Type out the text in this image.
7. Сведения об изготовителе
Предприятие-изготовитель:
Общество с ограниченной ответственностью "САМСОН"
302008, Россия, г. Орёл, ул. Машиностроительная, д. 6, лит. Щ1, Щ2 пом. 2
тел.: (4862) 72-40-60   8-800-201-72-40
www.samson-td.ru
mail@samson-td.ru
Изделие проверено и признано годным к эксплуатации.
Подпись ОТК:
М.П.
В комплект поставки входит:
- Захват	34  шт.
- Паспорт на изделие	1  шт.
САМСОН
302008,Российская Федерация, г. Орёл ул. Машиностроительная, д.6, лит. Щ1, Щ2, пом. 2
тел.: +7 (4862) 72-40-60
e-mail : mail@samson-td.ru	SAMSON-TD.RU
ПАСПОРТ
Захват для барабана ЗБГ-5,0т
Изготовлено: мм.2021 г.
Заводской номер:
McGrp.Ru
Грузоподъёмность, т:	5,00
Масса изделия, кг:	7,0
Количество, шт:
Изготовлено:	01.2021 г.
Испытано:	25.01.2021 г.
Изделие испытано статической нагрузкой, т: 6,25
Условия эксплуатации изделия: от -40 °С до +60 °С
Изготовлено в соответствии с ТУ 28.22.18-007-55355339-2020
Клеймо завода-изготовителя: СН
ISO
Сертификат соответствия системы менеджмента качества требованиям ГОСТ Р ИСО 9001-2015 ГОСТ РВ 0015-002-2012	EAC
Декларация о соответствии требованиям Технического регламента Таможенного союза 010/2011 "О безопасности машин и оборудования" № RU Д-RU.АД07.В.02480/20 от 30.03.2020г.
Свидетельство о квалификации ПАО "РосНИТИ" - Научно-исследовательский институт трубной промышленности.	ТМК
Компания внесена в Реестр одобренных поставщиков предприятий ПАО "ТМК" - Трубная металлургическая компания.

□ □ □ □

Task details = Write out the data again, exactly and in full.

Reply to the exercise =
Type out the text in this image.
7. Сведения об изготовителе
Предприятие-изготовитель:
Общество с ограниченной ответственностью "САМСОН"
302008, Россия, г. Орёл, ул. Машиностроительная, д. 6, лит. Щ1, Щ2 пом. 2
тел.: (4862) 72-40-60   8-800-201-72-40
www.samson-td.ru
mail@samson-td.ru
Изделие проверено и признано годным к эксплуатации.
Подпись ОТК:
М.П.
В комплект поставки входит:
- Захват	34  шт.
- Паспорт на изделие	1  шт.
САМСОН
302008,Российская Федерация, г. Орёл ул. Машиностроительная, д.6, лит. Щ1, Щ2, пом. 2
тел.: +7 (4862) 72-40-60
e-mail : mail@samson-td.ru	SAMSON-TD.RU
ПАСПОРТ
Захват для барабана ЗБГ-5,0т
Изготовлено: мм.2021 г.
Заводской номер:
McGrp.Ru
Грузоподъёмность, т:	5,00
Масса изделия, кг:	7,0
Количество, шт:
Изготовлено:	01.2021 г.
Испытано:	25.01.2021 г.
Изделие испытано статической нагрузкой, т: 6,25
Условия эксплуатации изделия: от -40 °С до +60 °С
Изготовлено в соответствии с ТУ 28.22.18-007-55355339-2020
Клеймо завода-изготовителя: СН
ISO
Сертификат соответствия системы менеджмента качества требованиям ГОСТ Р ИСО 9001-2015 ГОСТ РВ 0015-002-2012	EAC
Декларация о соответствии требованиям Технического регламента Таможенного союза 010/2011 "О безопасности машин и оборудования" № RU Д-RU.АД07.В.02480/20 от 30.03.2020г.
Свидетельство о квалификации ПАО "РосНИТИ" - Научно-исследовательский институт трубной промышленности.	ТМК
Компания внесена в Реестр одобренных поставщиков предприятий ПАО "ТМК" - Трубная металлургическая компания.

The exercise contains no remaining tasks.